--- START Supplied entries ---

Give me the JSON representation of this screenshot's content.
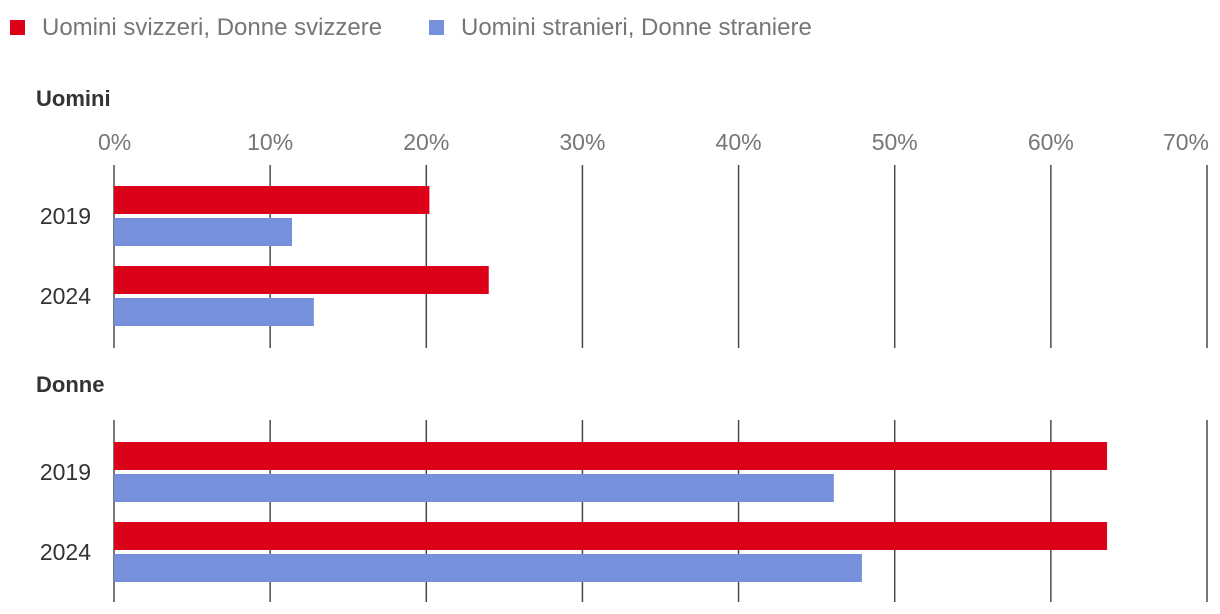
{
  "chart_data": {
    "type": "bar",
    "orientation": "horizontal",
    "legend": [
      {
        "label": "Uomini svizzeri, Donne svizzere",
        "color": "#dc0018"
      },
      {
        "label": "Uomini stranieri, Donne straniere",
        "color": "#7690dc"
      }
    ],
    "xlim": [
      0,
      70
    ],
    "xticks": [
      0,
      10,
      20,
      30,
      40,
      50,
      60,
      70
    ],
    "tick_suffix": "%",
    "panels": [
      {
        "title": "Uomini",
        "categories": [
          "2019",
          "2024"
        ],
        "series": [
          {
            "name": "Uomini svizzeri, Donne svizzere",
            "values": [
              20.2,
              24.0
            ]
          },
          {
            "name": "Uomini stranieri, Donne straniere",
            "values": [
              11.4,
              12.8
            ]
          }
        ]
      },
      {
        "title": "Donne",
        "categories": [
          "2019",
          "2024"
        ],
        "series": [
          {
            "name": "Uomini svizzeri, Donne svizzere",
            "values": [
              63.6,
              63.6
            ]
          },
          {
            "name": "Uomini stranieri, Donne straniere",
            "values": [
              46.1,
              47.9
            ]
          }
        ]
      }
    ]
  }
}
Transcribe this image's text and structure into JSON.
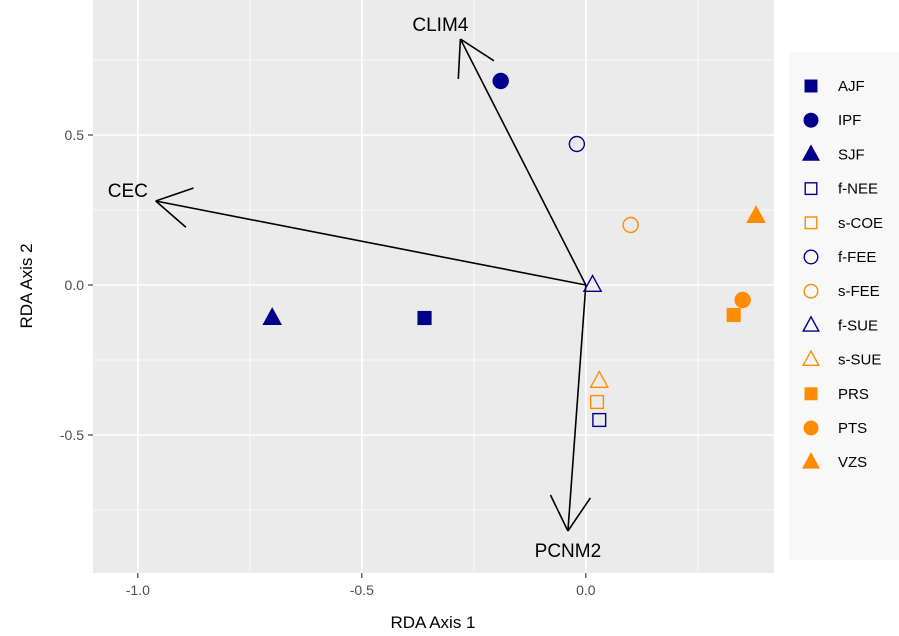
{
  "chart_data": {
    "type": "scatter",
    "title": "",
    "xlabel": "RDA Axis 1",
    "ylabel": "RDA Axis 2",
    "xlim": [
      -1.1,
      0.42
    ],
    "ylim": [
      -0.96,
      0.95
    ],
    "x_ticks": [
      -1.0,
      -0.5,
      0.0
    ],
    "x_tick_labels": [
      "-1.0",
      "-0.5",
      "0.0"
    ],
    "y_ticks": [
      -0.5,
      0.0,
      0.5
    ],
    "y_tick_labels": [
      "-0.5",
      "0.0",
      "0.5"
    ],
    "grid": true,
    "legend_position": "right",
    "colors": {
      "navy": "#00008B",
      "orange": "#FF8C00",
      "panel": "#EBEBEB",
      "grid": "#FFFFFF"
    },
    "series": [
      {
        "name": "AJF",
        "shape": "square",
        "filled": true,
        "color": "navy",
        "points": [
          [
            -0.36,
            -0.11
          ]
        ]
      },
      {
        "name": "IPF",
        "shape": "circle",
        "filled": true,
        "color": "navy",
        "points": [
          [
            -0.19,
            0.68
          ]
        ]
      },
      {
        "name": "SJF",
        "shape": "triangle",
        "filled": true,
        "color": "navy",
        "points": [
          [
            -0.7,
            -0.11
          ]
        ]
      },
      {
        "name": "f-NEE",
        "shape": "square",
        "filled": false,
        "color": "navy",
        "points": [
          [
            0.03,
            -0.45
          ]
        ]
      },
      {
        "name": "s-COE",
        "shape": "square",
        "filled": false,
        "color": "orange",
        "points": [
          [
            0.025,
            -0.39
          ]
        ]
      },
      {
        "name": "f-FEE",
        "shape": "circle",
        "filled": false,
        "color": "navy",
        "points": [
          [
            -0.02,
            0.47
          ]
        ]
      },
      {
        "name": "s-FEE",
        "shape": "circle",
        "filled": false,
        "color": "orange",
        "points": [
          [
            0.1,
            0.2
          ]
        ]
      },
      {
        "name": "f-SUE",
        "shape": "triangle",
        "filled": false,
        "color": "navy",
        "points": [
          [
            0.015,
            0.0
          ]
        ]
      },
      {
        "name": "s-SUE",
        "shape": "triangle",
        "filled": false,
        "color": "orange",
        "points": [
          [
            0.03,
            -0.32
          ]
        ]
      },
      {
        "name": "PRS",
        "shape": "square",
        "filled": true,
        "color": "orange",
        "points": [
          [
            0.33,
            -0.1
          ]
        ]
      },
      {
        "name": "PTS",
        "shape": "circle",
        "filled": true,
        "color": "orange",
        "points": [
          [
            0.35,
            -0.05
          ]
        ]
      },
      {
        "name": "VZS",
        "shape": "triangle",
        "filled": true,
        "color": "orange",
        "points": [
          [
            0.38,
            0.23
          ]
        ]
      }
    ],
    "arrows": [
      {
        "label": "CLIM4",
        "from": [
          0.0,
          0.0
        ],
        "to": [
          -0.28,
          0.82
        ]
      },
      {
        "label": "CEC",
        "from": [
          0.0,
          0.0
        ],
        "to": [
          -0.96,
          0.28
        ]
      },
      {
        "label": "PCNM2",
        "from": [
          0.0,
          0.0
        ],
        "to": [
          -0.04,
          -0.82
        ]
      }
    ]
  }
}
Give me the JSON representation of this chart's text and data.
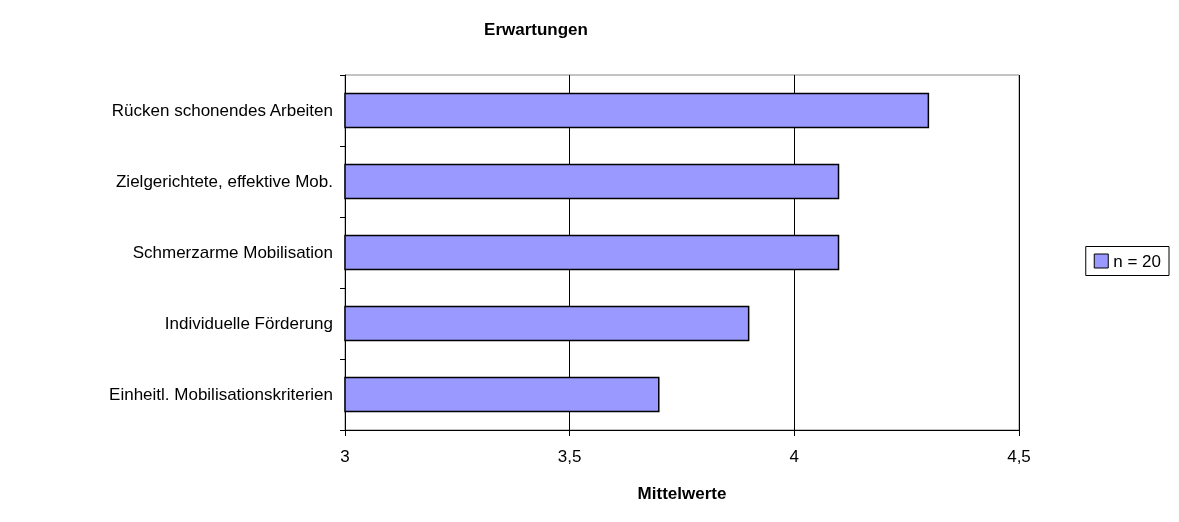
{
  "chart_data": {
    "type": "bar",
    "orientation": "horizontal",
    "title": "Erwartungen",
    "xlabel": "Mittelwerte",
    "categories": [
      "Rücken schonendes Arbeiten",
      "Zielgerichtete, effektive Mob.",
      "Schmerzarme Mobilisation",
      "Individuelle Förderung",
      "Einheitl. Mobilisationskriterien"
    ],
    "series": [
      {
        "name": "n = 20",
        "color": "#9999ff",
        "values": [
          4.3,
          4.1,
          4.1,
          3.9,
          3.7
        ]
      }
    ],
    "xlim": [
      3,
      4.5
    ],
    "xticks": [
      {
        "value": 3,
        "label": "3"
      },
      {
        "value": 3.5,
        "label": "3,5"
      },
      {
        "value": 4,
        "label": "4"
      },
      {
        "value": 4.5,
        "label": "4,5"
      }
    ],
    "grid": "x",
    "legend": "right"
  }
}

--- END Supplied entries ---

Your task is to pick out every line with the string "Give" and copy it.

▶ Output for this exercise
Give me the JSON representation of this screenshot's content.
Give me the JSON representation of this chart's text and data.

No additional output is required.